DIRECTION ->
Take every line that has the string "letter" and copy it out.

LISTED ENTRIES ->
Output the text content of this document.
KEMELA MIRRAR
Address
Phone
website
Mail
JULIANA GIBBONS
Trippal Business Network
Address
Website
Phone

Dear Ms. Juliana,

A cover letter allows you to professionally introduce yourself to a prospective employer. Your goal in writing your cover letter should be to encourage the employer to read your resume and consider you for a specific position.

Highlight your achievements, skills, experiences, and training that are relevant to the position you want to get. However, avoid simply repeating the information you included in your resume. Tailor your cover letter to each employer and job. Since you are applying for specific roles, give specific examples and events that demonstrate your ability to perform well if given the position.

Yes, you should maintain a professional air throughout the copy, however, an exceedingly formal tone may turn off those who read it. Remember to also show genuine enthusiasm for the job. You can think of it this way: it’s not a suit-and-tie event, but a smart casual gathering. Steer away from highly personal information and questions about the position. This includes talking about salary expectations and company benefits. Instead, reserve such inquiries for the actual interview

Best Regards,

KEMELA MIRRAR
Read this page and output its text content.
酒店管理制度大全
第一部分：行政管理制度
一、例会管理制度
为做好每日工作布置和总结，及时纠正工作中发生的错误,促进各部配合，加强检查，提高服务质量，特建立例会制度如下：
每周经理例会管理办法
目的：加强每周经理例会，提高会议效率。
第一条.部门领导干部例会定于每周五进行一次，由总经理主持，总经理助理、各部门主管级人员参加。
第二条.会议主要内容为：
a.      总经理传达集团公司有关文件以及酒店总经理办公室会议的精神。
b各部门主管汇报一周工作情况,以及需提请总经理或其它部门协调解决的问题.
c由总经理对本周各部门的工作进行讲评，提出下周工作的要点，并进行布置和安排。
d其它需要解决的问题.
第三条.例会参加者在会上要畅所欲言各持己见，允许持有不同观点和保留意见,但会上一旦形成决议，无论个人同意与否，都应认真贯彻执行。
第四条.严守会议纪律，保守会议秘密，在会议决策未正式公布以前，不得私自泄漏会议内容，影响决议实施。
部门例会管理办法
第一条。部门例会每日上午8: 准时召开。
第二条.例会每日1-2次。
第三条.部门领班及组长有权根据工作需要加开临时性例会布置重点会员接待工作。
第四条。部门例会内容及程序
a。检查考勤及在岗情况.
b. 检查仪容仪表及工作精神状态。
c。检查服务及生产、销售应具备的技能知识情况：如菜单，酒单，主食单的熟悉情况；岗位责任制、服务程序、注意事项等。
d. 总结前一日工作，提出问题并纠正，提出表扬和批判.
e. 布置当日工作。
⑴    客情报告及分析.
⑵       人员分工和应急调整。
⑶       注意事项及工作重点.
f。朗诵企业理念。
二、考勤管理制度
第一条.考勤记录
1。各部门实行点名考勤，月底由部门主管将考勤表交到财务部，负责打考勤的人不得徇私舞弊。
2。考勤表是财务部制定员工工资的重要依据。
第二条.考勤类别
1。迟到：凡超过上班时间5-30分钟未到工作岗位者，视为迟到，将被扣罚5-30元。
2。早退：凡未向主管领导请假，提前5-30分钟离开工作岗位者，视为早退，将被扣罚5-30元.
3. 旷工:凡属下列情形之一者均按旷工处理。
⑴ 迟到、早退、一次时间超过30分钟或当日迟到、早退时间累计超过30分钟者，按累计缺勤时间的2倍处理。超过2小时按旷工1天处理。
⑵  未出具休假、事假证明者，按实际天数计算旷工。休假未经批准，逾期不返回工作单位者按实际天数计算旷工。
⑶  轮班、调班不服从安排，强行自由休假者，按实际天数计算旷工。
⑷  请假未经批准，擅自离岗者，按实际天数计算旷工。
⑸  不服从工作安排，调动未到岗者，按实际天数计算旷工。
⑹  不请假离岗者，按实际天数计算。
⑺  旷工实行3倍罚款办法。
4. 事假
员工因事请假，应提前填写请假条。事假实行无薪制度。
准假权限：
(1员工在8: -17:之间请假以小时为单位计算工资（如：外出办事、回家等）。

FINISHED ANSWER ->
A cover letter allows you to professionally introduce yourself to a prospective employer. Your goal in writing your cover letter should be to encourage the employer to read your resume and consider you for a specific position.
Highlight your achievements, skills, experiences, and training that are relevant to the position you want to get. However, avoid simply repeating the information you included in your resume. Tailor your cover letter to each employer and job. Since you are applying for specific roles, give specific examples and events that demonstrate your ability to perform well if given the position.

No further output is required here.